DATA:

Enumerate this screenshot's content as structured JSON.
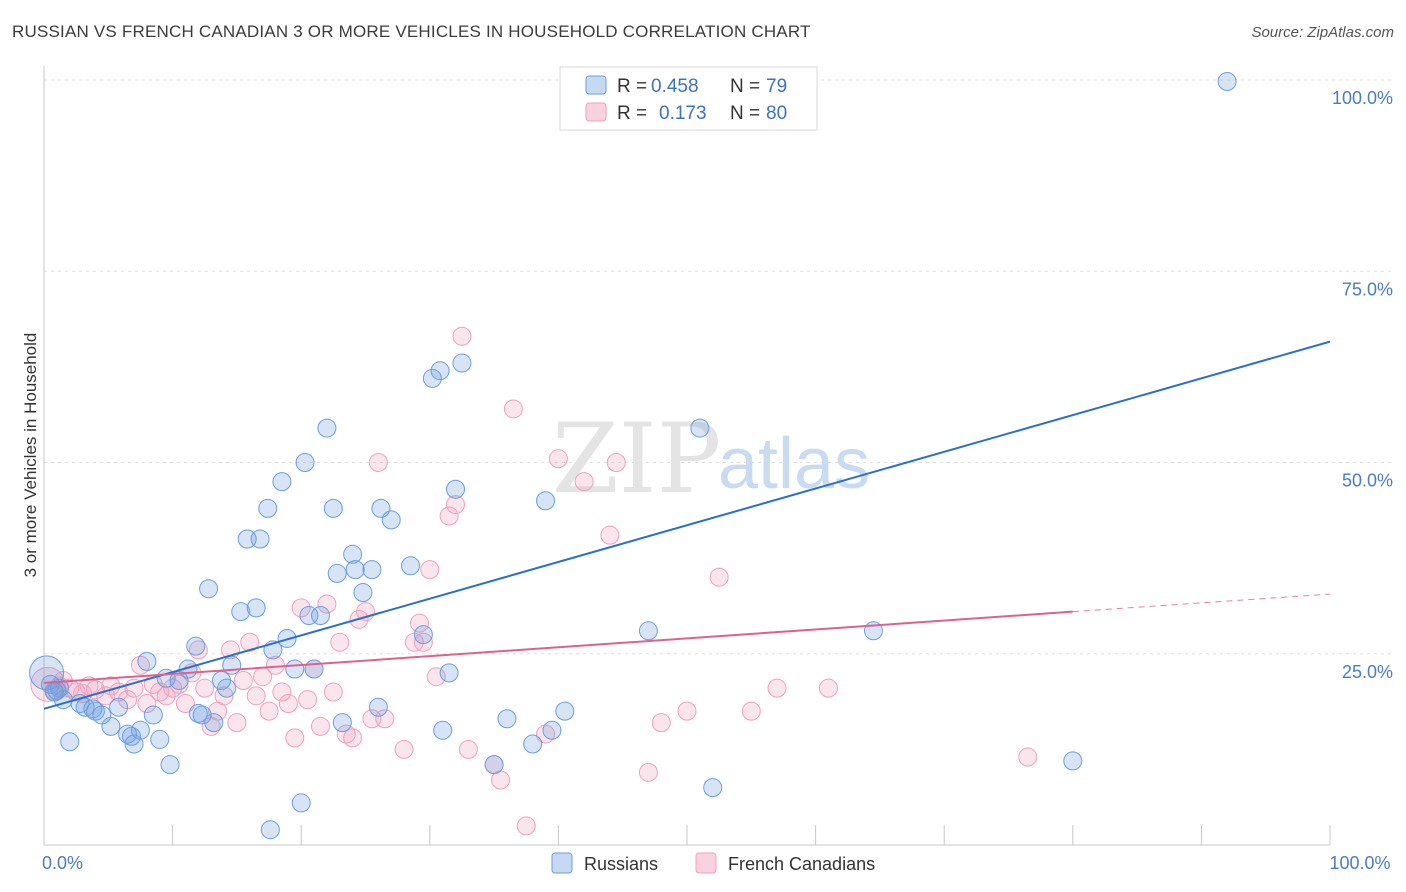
{
  "title": "RUSSIAN VS FRENCH CANADIAN 3 OR MORE VEHICLES IN HOUSEHOLD CORRELATION CHART",
  "source": "Source: ZipAtlas.com",
  "watermark": {
    "zip": "ZIP",
    "atlas": "atlas"
  },
  "chart_data": {
    "type": "scatter",
    "title": "RUSSIAN VS FRENCH CANADIAN 3 OR MORE VEHICLES IN HOUSEHOLD CORRELATION CHART",
    "xlabel": "",
    "ylabel": "3 or more Vehicles in Household",
    "xlim": [
      0,
      100
    ],
    "ylim": [
      0,
      100
    ],
    "x_tick_labels": [
      {
        "value": 0,
        "label": "0.0%"
      },
      {
        "value": 100,
        "label": "100.0%"
      }
    ],
    "y_tick_labels": [
      {
        "value": 25,
        "label": "25.0%"
      },
      {
        "value": 50,
        "label": "50.0%"
      },
      {
        "value": 75,
        "label": "75.0%"
      },
      {
        "value": 100,
        "label": "100.0%"
      }
    ],
    "legend": {
      "placement": "top-center",
      "entries": [
        {
          "series": "Russians",
          "r_label": "R =",
          "r_value": "0.458",
          "n_label": "N =",
          "n_value": "79"
        },
        {
          "series": "French Canadians",
          "r_label": "R =",
          "r_value": "0.173",
          "n_label": "N =",
          "n_value": "80"
        }
      ]
    },
    "series": [
      {
        "name": "Russians",
        "color": "#6b9ee0",
        "line_color": "#2b6fcc",
        "trend": {
          "x0": 0,
          "y0": 17.8,
          "x1": 100,
          "y1": 65.8
        },
        "points": [
          [
            0.2,
            22.5
          ],
          [
            0.5,
            21.0
          ],
          [
            0.8,
            20.0
          ],
          [
            1.2,
            20.5
          ],
          [
            1.5,
            19.0
          ],
          [
            2.0,
            13.5
          ],
          [
            2.8,
            18.5
          ],
          [
            3.2,
            18.0
          ],
          [
            4.0,
            17.5
          ],
          [
            4.5,
            17.0
          ],
          [
            5.2,
            15.5
          ],
          [
            5.8,
            18.0
          ],
          [
            6.5,
            14.5
          ],
          [
            7.0,
            13.2
          ],
          [
            7.5,
            15.0
          ],
          [
            8.0,
            24.0
          ],
          [
            8.5,
            17.0
          ],
          [
            9.0,
            13.8
          ],
          [
            9.8,
            10.5
          ],
          [
            10.5,
            21.5
          ],
          [
            11.2,
            23.0
          ],
          [
            11.8,
            26.0
          ],
          [
            12.3,
            17.0
          ],
          [
            12.8,
            33.5
          ],
          [
            13.2,
            16.0
          ],
          [
            13.8,
            21.5
          ],
          [
            14.2,
            20.5
          ],
          [
            14.6,
            23.5
          ],
          [
            15.3,
            30.5
          ],
          [
            15.8,
            40.0
          ],
          [
            16.5,
            31.0
          ],
          [
            16.8,
            40.0
          ],
          [
            17.4,
            44.0
          ],
          [
            17.8,
            25.5
          ],
          [
            17.6,
            2.0
          ],
          [
            18.5,
            47.5
          ],
          [
            18.9,
            27.0
          ],
          [
            19.5,
            23.0
          ],
          [
            20.0,
            5.5
          ],
          [
            20.3,
            50.0
          ],
          [
            20.6,
            30.0
          ],
          [
            21.0,
            23.0
          ],
          [
            21.5,
            30.0
          ],
          [
            22.0,
            54.5
          ],
          [
            22.5,
            44.0
          ],
          [
            22.8,
            35.5
          ],
          [
            23.2,
            16.0
          ],
          [
            24.0,
            38.0
          ],
          [
            24.2,
            36.0
          ],
          [
            24.8,
            33.0
          ],
          [
            25.5,
            36.0
          ],
          [
            26.2,
            44.0
          ],
          [
            26.0,
            18.0
          ],
          [
            27.0,
            42.5
          ],
          [
            28.5,
            36.5
          ],
          [
            29.5,
            27.5
          ],
          [
            30.2,
            61.0
          ],
          [
            30.8,
            62.0
          ],
          [
            31.0,
            15.0
          ],
          [
            31.5,
            22.5
          ],
          [
            32.0,
            46.5
          ],
          [
            32.5,
            63.0
          ],
          [
            35.0,
            10.5
          ],
          [
            36.0,
            16.5
          ],
          [
            38.0,
            13.2
          ],
          [
            39.0,
            45.0
          ],
          [
            39.5,
            15.0
          ],
          [
            40.5,
            17.5
          ],
          [
            47.0,
            28.0
          ],
          [
            51.0,
            54.5
          ],
          [
            52.0,
            7.5
          ],
          [
            64.5,
            28.0
          ],
          [
            80.0,
            11.0
          ],
          [
            92.0,
            99.8
          ],
          [
            1.0,
            20.2
          ],
          [
            3.8,
            17.8
          ],
          [
            6.8,
            14.2
          ],
          [
            9.5,
            21.8
          ],
          [
            12.0,
            17.2
          ]
        ]
      },
      {
        "name": "French Canadians",
        "color": "#f0a0bd",
        "line_color": "#e0608e",
        "trend": {
          "x0": 0,
          "y0": 21.2,
          "x1": 80,
          "y1": 30.5
        },
        "trend_dash": {
          "x0": 80,
          "y0": 30.5,
          "x1": 100,
          "y1": 32.8
        },
        "points": [
          [
            0.3,
            21.0
          ],
          [
            0.8,
            20.2
          ],
          [
            1.5,
            21.5
          ],
          [
            2.0,
            20.5
          ],
          [
            2.5,
            20.0
          ],
          [
            3.0,
            19.8
          ],
          [
            3.5,
            20.8
          ],
          [
            4.0,
            20.3
          ],
          [
            4.8,
            19.5
          ],
          [
            5.2,
            20.8
          ],
          [
            5.8,
            20.0
          ],
          [
            6.5,
            19.0
          ],
          [
            7.0,
            20.5
          ],
          [
            7.5,
            23.5
          ],
          [
            8.0,
            18.5
          ],
          [
            8.5,
            21.0
          ],
          [
            9.0,
            20.0
          ],
          [
            9.5,
            19.5
          ],
          [
            10.0,
            20.5
          ],
          [
            10.5,
            21.0
          ],
          [
            11.0,
            18.5
          ],
          [
            11.5,
            22.5
          ],
          [
            12.0,
            25.5
          ],
          [
            12.5,
            20.5
          ],
          [
            13.0,
            15.5
          ],
          [
            13.5,
            17.5
          ],
          [
            14.0,
            19.5
          ],
          [
            14.5,
            25.5
          ],
          [
            15.0,
            16.0
          ],
          [
            15.5,
            21.5
          ],
          [
            16.0,
            26.5
          ],
          [
            16.5,
            19.5
          ],
          [
            17.0,
            22.0
          ],
          [
            17.5,
            17.5
          ],
          [
            18.0,
            23.5
          ],
          [
            18.5,
            20.0
          ],
          [
            19.0,
            18.5
          ],
          [
            19.5,
            14.0
          ],
          [
            20.0,
            31.0
          ],
          [
            20.5,
            19.0
          ],
          [
            21.0,
            23.0
          ],
          [
            21.5,
            15.5
          ],
          [
            22.0,
            31.5
          ],
          [
            22.5,
            20.0
          ],
          [
            23.0,
            26.5
          ],
          [
            23.5,
            14.5
          ],
          [
            24.0,
            14.0
          ],
          [
            24.5,
            29.5
          ],
          [
            25.0,
            30.5
          ],
          [
            25.5,
            16.5
          ],
          [
            26.0,
            50.0
          ],
          [
            26.5,
            16.5
          ],
          [
            28.0,
            12.5
          ],
          [
            28.8,
            26.5
          ],
          [
            29.2,
            29.0
          ],
          [
            29.5,
            26.5
          ],
          [
            30.0,
            36.0
          ],
          [
            30.5,
            22.0
          ],
          [
            31.5,
            43.0
          ],
          [
            32.0,
            44.5
          ],
          [
            32.5,
            66.5
          ],
          [
            33.0,
            12.5
          ],
          [
            35.0,
            10.5
          ],
          [
            35.5,
            8.5
          ],
          [
            36.5,
            57.0
          ],
          [
            37.5,
            2.5
          ],
          [
            39.0,
            14.5
          ],
          [
            40.0,
            50.5
          ],
          [
            42.0,
            47.5
          ],
          [
            44.0,
            40.5
          ],
          [
            44.5,
            50.0
          ],
          [
            47.0,
            9.5
          ],
          [
            48.0,
            16.0
          ],
          [
            50.0,
            17.5
          ],
          [
            52.5,
            35.0
          ],
          [
            55.0,
            17.5
          ],
          [
            57.0,
            20.5
          ],
          [
            61.0,
            20.5
          ],
          [
            76.5,
            11.5
          ],
          [
            1.2,
            20.8
          ]
        ]
      }
    ]
  }
}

DESCRIPTION OF THE TASK: From the records above, how many lines include the word "Canadians"? Only the number is wanted.

RIGHT ANSWER: 2